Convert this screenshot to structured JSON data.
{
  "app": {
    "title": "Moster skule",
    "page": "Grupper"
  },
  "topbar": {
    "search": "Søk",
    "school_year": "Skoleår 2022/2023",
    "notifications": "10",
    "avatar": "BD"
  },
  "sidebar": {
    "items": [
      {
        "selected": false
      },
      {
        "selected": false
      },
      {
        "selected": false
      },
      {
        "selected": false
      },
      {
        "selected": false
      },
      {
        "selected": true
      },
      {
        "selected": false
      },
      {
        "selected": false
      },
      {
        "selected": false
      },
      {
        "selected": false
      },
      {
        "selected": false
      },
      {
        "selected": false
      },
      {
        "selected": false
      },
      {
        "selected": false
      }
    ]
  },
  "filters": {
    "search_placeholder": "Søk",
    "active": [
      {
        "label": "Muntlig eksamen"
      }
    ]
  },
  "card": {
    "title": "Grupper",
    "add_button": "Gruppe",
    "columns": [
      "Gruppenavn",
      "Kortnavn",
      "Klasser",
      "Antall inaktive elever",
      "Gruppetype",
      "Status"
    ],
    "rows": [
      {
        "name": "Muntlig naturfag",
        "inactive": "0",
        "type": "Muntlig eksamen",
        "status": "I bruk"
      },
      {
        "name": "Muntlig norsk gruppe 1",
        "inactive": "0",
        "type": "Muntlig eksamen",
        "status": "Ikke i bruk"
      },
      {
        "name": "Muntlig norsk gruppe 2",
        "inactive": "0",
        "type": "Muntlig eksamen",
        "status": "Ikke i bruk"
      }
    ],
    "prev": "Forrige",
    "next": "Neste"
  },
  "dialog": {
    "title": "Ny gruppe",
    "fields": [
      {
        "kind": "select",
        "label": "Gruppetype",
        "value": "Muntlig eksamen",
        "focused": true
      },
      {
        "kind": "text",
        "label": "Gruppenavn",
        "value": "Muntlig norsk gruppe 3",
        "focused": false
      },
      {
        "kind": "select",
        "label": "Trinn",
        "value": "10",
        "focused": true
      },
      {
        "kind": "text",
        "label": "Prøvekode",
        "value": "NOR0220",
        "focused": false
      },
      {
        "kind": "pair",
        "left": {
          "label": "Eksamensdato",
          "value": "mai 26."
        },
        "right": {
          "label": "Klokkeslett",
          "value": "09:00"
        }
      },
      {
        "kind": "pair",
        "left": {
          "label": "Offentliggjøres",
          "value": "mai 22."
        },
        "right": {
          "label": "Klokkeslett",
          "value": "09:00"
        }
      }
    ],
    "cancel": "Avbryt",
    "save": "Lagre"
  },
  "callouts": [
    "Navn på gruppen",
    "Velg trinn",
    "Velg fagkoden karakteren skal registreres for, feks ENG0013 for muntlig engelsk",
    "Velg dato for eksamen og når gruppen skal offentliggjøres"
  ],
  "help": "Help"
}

********

● WHAT THE TASK REQUIRES
Identify lines with the string "norsk". Copy each one.

● SOLUTION FOR THIS PROBLEM
        "name": "Muntlig norsk gruppe 1",
        "name": "Muntlig norsk gruppe 2",
        "value": "Muntlig norsk gruppe 3",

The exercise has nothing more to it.